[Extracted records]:
== == ==
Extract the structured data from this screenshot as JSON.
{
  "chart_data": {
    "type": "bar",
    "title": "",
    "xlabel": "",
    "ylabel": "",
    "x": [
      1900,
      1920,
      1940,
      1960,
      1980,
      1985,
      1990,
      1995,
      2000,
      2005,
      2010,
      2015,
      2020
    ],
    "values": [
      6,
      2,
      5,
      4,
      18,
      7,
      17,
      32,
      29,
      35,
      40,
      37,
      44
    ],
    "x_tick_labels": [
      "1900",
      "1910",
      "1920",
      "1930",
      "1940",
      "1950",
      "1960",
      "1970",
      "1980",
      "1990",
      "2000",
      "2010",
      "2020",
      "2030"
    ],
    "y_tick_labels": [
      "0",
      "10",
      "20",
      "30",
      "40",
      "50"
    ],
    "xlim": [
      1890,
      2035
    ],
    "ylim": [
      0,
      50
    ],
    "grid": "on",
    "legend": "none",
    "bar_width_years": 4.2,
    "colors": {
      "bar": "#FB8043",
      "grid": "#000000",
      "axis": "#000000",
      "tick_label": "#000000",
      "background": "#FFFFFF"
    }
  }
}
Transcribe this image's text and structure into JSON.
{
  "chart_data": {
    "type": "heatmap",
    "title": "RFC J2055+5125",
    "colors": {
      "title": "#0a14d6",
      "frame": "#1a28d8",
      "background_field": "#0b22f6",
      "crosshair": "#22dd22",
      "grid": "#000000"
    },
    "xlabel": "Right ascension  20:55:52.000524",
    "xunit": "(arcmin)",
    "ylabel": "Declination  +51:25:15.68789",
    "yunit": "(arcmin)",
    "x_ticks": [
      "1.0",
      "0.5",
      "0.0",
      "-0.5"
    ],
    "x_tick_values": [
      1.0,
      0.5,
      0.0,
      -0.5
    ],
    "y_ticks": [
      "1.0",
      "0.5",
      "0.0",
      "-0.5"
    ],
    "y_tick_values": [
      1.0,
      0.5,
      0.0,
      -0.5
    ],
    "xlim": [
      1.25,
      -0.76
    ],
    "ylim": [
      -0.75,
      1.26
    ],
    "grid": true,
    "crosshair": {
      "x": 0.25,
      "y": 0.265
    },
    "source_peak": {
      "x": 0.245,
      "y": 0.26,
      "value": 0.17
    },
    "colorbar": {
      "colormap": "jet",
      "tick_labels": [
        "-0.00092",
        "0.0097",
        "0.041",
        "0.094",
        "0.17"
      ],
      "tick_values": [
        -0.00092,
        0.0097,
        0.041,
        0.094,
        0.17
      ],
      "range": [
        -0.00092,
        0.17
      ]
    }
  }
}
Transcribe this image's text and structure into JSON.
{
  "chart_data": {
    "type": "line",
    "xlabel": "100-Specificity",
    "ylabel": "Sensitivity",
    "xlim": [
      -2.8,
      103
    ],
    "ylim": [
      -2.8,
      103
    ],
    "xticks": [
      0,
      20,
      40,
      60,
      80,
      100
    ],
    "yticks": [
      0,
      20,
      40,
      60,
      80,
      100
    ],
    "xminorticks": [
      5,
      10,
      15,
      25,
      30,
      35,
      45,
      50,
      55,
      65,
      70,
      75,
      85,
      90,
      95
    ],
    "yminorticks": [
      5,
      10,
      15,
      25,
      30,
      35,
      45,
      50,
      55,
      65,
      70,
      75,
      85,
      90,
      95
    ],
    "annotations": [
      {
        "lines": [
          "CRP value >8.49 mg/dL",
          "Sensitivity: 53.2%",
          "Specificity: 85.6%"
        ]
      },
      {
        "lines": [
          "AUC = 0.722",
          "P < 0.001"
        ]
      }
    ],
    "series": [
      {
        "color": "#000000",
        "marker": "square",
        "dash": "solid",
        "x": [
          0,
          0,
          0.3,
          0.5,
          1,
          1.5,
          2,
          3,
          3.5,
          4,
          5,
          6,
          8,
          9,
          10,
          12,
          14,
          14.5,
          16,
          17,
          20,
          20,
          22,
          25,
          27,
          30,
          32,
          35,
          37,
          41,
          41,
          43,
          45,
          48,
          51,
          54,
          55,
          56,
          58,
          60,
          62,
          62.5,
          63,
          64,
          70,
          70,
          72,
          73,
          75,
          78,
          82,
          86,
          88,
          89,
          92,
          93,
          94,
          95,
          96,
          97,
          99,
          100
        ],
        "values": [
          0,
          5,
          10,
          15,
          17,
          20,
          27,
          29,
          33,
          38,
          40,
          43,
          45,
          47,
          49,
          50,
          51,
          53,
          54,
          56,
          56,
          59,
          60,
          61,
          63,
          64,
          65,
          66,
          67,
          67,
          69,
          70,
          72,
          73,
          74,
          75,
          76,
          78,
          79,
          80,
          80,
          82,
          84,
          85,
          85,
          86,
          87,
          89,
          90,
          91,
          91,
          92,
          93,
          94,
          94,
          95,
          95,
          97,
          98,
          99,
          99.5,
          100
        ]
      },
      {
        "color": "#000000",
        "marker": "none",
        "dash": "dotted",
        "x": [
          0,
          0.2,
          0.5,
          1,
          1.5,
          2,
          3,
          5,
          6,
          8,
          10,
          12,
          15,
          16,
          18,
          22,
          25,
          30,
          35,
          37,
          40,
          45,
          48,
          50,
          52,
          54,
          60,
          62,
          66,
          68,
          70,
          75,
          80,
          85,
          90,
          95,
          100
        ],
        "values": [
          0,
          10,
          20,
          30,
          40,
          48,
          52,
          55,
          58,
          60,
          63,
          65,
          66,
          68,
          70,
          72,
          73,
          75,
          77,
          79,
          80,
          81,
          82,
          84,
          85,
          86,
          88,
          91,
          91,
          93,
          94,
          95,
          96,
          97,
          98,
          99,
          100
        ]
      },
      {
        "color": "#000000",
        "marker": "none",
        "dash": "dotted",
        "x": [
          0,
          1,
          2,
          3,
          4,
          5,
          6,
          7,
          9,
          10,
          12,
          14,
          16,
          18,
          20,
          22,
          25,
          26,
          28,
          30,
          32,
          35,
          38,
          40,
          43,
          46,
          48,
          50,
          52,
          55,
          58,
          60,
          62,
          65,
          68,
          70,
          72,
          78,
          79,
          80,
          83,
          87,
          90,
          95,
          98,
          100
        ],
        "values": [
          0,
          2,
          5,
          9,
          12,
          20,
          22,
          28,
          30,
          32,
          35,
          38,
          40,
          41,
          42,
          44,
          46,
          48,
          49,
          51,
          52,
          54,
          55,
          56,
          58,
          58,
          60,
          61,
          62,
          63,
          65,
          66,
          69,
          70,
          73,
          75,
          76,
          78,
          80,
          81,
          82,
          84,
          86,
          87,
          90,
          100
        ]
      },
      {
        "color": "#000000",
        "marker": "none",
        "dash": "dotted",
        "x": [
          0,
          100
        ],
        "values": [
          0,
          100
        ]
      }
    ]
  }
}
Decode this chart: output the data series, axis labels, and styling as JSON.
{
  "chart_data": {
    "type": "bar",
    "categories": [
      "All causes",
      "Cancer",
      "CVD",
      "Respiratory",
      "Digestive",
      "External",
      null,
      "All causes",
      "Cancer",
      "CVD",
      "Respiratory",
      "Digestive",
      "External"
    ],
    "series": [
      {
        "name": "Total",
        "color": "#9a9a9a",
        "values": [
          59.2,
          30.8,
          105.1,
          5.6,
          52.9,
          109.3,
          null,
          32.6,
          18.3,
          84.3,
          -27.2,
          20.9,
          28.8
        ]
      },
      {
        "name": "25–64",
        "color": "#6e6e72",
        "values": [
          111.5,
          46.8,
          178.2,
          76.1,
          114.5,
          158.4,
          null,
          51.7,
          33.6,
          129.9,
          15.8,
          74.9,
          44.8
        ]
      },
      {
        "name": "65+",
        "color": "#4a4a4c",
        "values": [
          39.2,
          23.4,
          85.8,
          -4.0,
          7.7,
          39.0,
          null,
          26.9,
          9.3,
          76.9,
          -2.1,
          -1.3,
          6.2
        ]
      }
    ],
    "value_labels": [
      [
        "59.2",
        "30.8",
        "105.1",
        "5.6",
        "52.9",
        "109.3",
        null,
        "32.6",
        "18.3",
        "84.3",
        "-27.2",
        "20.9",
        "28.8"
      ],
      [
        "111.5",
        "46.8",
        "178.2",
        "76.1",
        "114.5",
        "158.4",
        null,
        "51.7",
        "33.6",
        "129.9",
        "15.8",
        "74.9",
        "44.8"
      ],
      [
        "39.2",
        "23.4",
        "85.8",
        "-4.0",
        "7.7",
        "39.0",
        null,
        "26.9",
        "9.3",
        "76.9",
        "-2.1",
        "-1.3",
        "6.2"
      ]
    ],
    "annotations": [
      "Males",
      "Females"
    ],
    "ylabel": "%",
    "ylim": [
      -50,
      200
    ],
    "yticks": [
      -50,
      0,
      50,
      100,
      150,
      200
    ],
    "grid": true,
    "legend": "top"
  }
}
== == ==
[Goal]: Find all lines with "ylabel" in them and copy each one.

[Solution to the exercise]:
    "ylabel": "",
    "ylabel": "Declination  +51:25:15.68789",
    "ylabel": "Sensitivity",
    "ylabel": "%",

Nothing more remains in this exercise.